TASK BRIEF: Convert the items from the first line through the line containing "- bar: [444, 1038, 639, 1116]", both ends included, into a Markdown table with the columns Row and Entry. Give each line its own numbered row and skip blank lines.

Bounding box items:
==============================
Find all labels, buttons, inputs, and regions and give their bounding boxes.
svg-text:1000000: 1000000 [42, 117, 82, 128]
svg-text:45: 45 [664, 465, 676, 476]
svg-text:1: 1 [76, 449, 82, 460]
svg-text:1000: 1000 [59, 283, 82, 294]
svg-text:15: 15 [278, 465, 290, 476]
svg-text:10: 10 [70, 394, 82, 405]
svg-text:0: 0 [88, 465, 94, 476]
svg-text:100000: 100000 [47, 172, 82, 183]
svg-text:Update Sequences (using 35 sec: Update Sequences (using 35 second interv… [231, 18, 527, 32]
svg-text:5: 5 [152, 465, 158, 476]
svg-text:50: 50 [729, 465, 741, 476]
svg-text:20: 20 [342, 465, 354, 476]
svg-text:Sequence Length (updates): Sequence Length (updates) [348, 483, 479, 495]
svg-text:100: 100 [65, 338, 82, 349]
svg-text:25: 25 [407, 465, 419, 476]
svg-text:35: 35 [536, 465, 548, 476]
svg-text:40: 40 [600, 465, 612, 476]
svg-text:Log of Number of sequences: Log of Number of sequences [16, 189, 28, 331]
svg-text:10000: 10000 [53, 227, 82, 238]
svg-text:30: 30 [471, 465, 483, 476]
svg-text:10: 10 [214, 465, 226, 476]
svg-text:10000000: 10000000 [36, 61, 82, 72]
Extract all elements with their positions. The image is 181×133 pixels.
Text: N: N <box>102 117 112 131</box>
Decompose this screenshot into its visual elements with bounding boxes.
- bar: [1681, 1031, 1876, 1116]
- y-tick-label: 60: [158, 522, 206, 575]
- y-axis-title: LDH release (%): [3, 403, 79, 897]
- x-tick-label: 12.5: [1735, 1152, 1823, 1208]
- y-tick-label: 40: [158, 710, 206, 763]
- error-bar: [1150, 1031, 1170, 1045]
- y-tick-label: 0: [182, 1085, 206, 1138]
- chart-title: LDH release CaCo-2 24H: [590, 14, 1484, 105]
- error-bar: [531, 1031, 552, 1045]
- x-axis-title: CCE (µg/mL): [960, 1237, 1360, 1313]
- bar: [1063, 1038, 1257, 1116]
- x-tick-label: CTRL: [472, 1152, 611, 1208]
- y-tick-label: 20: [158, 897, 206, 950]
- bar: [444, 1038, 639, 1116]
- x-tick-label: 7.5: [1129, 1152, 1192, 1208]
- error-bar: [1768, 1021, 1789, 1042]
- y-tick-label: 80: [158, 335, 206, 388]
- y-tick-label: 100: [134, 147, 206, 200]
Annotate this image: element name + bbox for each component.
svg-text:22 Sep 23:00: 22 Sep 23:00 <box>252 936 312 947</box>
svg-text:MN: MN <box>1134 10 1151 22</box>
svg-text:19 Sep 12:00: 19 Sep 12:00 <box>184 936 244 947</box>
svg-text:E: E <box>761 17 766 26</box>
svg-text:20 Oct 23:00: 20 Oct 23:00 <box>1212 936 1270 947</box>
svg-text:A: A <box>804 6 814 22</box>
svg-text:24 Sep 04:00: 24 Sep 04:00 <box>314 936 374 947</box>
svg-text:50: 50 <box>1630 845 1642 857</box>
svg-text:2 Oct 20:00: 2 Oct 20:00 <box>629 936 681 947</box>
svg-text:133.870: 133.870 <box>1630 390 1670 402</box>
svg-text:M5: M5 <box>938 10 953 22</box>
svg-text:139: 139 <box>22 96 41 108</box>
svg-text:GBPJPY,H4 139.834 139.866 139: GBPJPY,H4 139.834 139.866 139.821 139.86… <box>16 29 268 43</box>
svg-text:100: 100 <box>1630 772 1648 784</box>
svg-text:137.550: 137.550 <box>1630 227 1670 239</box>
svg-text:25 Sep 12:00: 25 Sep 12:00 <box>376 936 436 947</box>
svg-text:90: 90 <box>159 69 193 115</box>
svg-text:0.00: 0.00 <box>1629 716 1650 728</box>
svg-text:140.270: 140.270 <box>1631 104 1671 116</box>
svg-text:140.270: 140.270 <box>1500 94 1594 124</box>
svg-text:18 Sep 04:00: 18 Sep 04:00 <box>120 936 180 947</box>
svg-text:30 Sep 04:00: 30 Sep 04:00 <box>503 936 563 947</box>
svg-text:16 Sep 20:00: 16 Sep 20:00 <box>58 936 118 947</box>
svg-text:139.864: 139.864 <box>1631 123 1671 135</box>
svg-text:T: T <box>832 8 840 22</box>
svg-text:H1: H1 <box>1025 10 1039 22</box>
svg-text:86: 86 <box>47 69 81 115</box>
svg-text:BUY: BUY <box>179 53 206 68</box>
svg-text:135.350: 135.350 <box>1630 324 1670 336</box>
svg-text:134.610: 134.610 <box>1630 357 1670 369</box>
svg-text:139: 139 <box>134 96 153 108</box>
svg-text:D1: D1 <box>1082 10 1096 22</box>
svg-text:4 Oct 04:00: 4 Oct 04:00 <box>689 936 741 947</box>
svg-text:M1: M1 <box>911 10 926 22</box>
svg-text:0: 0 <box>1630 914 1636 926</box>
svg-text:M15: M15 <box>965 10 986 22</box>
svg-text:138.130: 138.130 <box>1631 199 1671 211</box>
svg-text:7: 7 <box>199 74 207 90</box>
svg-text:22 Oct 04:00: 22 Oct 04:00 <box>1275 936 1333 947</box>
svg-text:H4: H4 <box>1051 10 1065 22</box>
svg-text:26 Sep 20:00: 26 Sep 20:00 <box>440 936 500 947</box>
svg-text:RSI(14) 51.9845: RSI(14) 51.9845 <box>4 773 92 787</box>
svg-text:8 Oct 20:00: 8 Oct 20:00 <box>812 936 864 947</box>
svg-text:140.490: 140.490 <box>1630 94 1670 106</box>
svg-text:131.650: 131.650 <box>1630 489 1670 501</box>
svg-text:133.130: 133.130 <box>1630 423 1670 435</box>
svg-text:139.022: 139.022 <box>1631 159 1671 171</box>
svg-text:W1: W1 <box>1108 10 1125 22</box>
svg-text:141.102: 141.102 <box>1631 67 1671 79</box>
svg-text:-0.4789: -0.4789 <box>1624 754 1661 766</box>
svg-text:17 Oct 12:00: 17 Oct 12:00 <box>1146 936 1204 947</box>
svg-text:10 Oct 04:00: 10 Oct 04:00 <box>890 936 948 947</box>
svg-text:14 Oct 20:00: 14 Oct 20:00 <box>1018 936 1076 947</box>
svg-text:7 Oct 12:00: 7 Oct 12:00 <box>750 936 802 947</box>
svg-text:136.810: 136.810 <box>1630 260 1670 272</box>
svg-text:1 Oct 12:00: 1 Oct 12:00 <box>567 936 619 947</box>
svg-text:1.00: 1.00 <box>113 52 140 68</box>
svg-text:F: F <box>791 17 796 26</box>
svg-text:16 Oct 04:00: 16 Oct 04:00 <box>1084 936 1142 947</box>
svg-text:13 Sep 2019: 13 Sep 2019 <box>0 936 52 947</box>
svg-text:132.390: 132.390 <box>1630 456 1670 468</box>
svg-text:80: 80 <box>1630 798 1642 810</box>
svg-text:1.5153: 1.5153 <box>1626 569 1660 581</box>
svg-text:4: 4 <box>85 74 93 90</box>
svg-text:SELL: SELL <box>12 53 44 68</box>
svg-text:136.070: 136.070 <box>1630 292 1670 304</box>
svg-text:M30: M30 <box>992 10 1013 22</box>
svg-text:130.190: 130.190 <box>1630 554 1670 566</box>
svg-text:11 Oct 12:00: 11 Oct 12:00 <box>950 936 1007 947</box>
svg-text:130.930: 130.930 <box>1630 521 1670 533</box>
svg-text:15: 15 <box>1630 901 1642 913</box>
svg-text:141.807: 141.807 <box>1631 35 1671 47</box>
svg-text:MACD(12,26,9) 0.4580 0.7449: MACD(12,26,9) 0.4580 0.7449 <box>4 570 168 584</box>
==============================
TASK SOLUTION:
| Row | Entry |
|---|---|
| 1 | Find all labels, buttons, inputs, and regions and give their bounding boxes. |
| 2 | svg-text:1000000: 1000000 [42, 117, 82, 128] |
| 3 | svg-text:45: 45 [664, 465, 676, 476] |
| 4 | svg-text:1: 1 [76, 449, 82, 460] |
| 5 | svg-text:1000: 1000 [59, 283, 82, 294] |
| 6 | svg-text:15: 15 [278, 465, 290, 476] |
| 7 | svg-text:10: 10 [70, 394, 82, 405] |
| 8 | svg-text:0: 0 [88, 465, 94, 476] |
| 9 | svg-text:100000: 100000 [47, 172, 82, 183] |
| 10 | svg-text:Update Sequences (using 35 sec: Update Sequences (using 35 second interv… [231, 18, 527, 32] |
| 11 | svg-text:5: 5 [152, 465, 158, 476] |
| 12 | svg-text:50: 50 [729, 465, 741, 476] |
| 13 | svg-text:20: 20 [342, 465, 354, 476] |
| 14 | svg-text:Sequence Length (updates): Sequence Length (updates) [348, 483, 479, 495] |
| 15 | svg-text:100: 100 [65, 338, 82, 349] |
| 16 | svg-text:25: 25 [407, 465, 419, 476] |
| 17 | svg-text:35: 35 [536, 465, 548, 476] |
| 18 | svg-text:40: 40 [600, 465, 612, 476] |
| 19 | svg-text:Log of Number of sequences: Log of Number of sequences [16, 189, 28, 331] |
| 20 | svg-text:10000: 10000 [53, 227, 82, 238] |
| 21 | svg-text:30: 30 [471, 465, 483, 476] |
| 22 | svg-text:10: 10 [214, 465, 226, 476] |
| 23 | svg-text:10000000: 10000000 [36, 61, 82, 72] |
| 24 | Extract all elements with their positions. The image is 181×133 pixels. |
| 25 | Text: N: N <box>102 117 112 131</box> |
| 26 | Decompose this screenshot into its visual elements with bounding boxes. |
| 27 | - bar: [1681, 1031, 1876, 1116] |
| 28 | - y-tick-label: 60: [158, 522, 206, 575] |
| 29 | - y-axis-title: LDH release (%): [3, 403, 79, 897] |
| 30 | - x-tick-label: 12.5: [1735, 1152, 1823, 1208] |
| 31 | - y-tick-label: 40: [158, 710, 206, 763] |
| 32 | - error-bar: [1150, 1031, 1170, 1045] |
| 33 | - y-tick-label: 0: [182, 1085, 206, 1138] |
| 34 | - chart-title: LDH release CaCo-2 24H: [590, 14, 1484, 105] |
| 35 | - error-bar: [531, 1031, 552, 1045] |
| 36 | - x-axis-title: CCE (µg/mL): [960, 1237, 1360, 1313] |
| 37 | - bar: [1063, 1038, 1257, 1116] |
| 38 | - x-tick-label: CTRL: [472, 1152, 611, 1208] |
| 39 | - y-tick-label: 20: [158, 897, 206, 950] |
| 40 | - bar: [444, 1038, 639, 1116] |